RECORDS FOR THIS EXERCISE:

>> Begin

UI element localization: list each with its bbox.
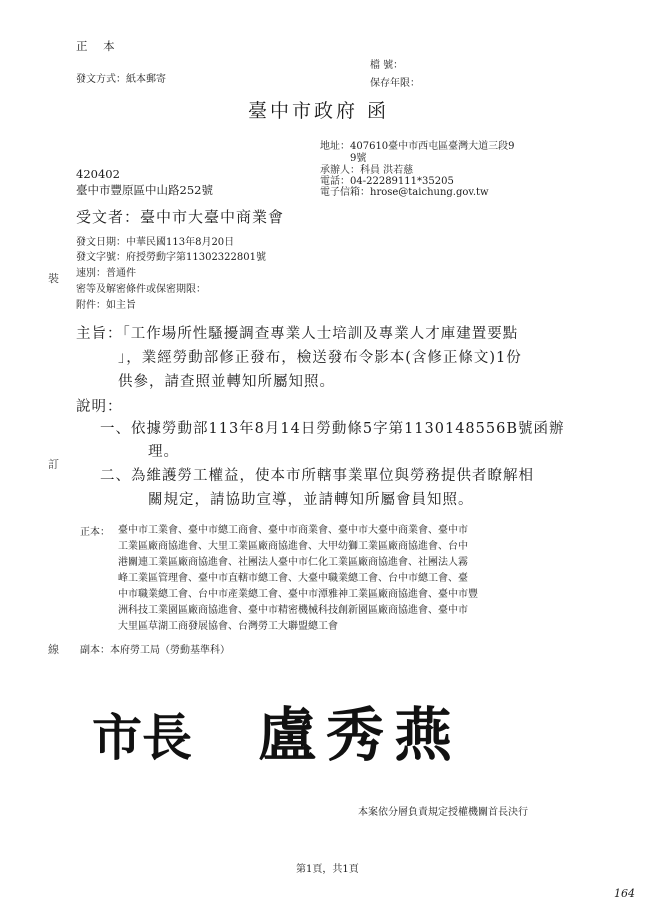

>> End
>> Begin

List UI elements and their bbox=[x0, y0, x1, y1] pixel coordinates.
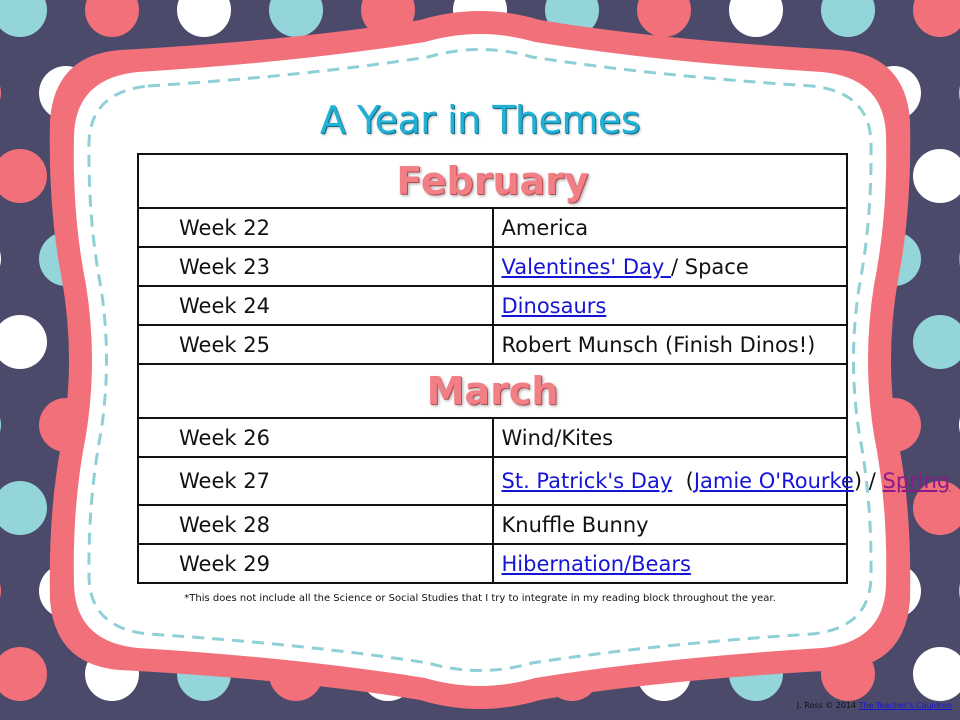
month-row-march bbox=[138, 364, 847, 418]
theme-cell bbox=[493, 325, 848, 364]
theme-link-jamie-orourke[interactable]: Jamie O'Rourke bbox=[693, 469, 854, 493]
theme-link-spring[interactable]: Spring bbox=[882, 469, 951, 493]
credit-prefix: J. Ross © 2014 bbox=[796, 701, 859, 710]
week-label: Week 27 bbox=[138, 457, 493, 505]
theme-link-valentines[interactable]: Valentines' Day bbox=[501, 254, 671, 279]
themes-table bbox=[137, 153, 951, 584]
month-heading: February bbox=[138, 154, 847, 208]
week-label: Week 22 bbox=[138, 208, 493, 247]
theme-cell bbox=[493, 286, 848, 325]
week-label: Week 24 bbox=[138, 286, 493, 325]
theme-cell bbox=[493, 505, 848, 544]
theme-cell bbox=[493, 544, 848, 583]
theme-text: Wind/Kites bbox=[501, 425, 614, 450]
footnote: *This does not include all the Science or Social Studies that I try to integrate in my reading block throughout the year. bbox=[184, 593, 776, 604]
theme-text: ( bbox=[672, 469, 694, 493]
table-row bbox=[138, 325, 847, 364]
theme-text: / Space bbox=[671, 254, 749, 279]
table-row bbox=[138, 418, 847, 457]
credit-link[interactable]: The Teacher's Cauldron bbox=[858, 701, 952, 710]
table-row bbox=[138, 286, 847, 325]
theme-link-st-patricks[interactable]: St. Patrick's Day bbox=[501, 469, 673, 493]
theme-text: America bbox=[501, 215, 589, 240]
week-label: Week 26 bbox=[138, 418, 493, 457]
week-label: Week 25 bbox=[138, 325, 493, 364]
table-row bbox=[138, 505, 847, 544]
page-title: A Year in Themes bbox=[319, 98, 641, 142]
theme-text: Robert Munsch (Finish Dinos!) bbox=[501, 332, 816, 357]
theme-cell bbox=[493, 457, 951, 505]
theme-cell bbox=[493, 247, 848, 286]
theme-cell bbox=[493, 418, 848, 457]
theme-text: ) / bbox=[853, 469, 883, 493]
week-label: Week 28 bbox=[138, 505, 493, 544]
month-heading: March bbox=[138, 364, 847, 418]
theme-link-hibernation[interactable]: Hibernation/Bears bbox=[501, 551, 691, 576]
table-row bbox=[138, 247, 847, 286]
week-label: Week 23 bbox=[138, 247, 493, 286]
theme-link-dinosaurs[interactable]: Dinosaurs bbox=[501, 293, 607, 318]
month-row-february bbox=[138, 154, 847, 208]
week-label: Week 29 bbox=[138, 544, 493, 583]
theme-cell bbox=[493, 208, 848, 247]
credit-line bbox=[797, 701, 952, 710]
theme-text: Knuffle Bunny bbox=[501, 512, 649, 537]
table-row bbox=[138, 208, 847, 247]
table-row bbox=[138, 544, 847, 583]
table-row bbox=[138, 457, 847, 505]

>> End

STATED GOAL:
Reproduce the records from the line containing "List UI elements" through the line containing "theme-link-jamie-orourke[interactable]: Jamie O'Rourke", including both of those lines, and omit the pictures.

EXERCISE ANSWER:
List UI elements and their bbox=[x0, y0, x1, y1] pixel coordinates.
month-row-march bbox=[138, 364, 847, 418]
theme-cell bbox=[493, 325, 848, 364]
theme-link-jamie-orourke[interactable]: Jamie O'Rourke bbox=[693, 469, 854, 493]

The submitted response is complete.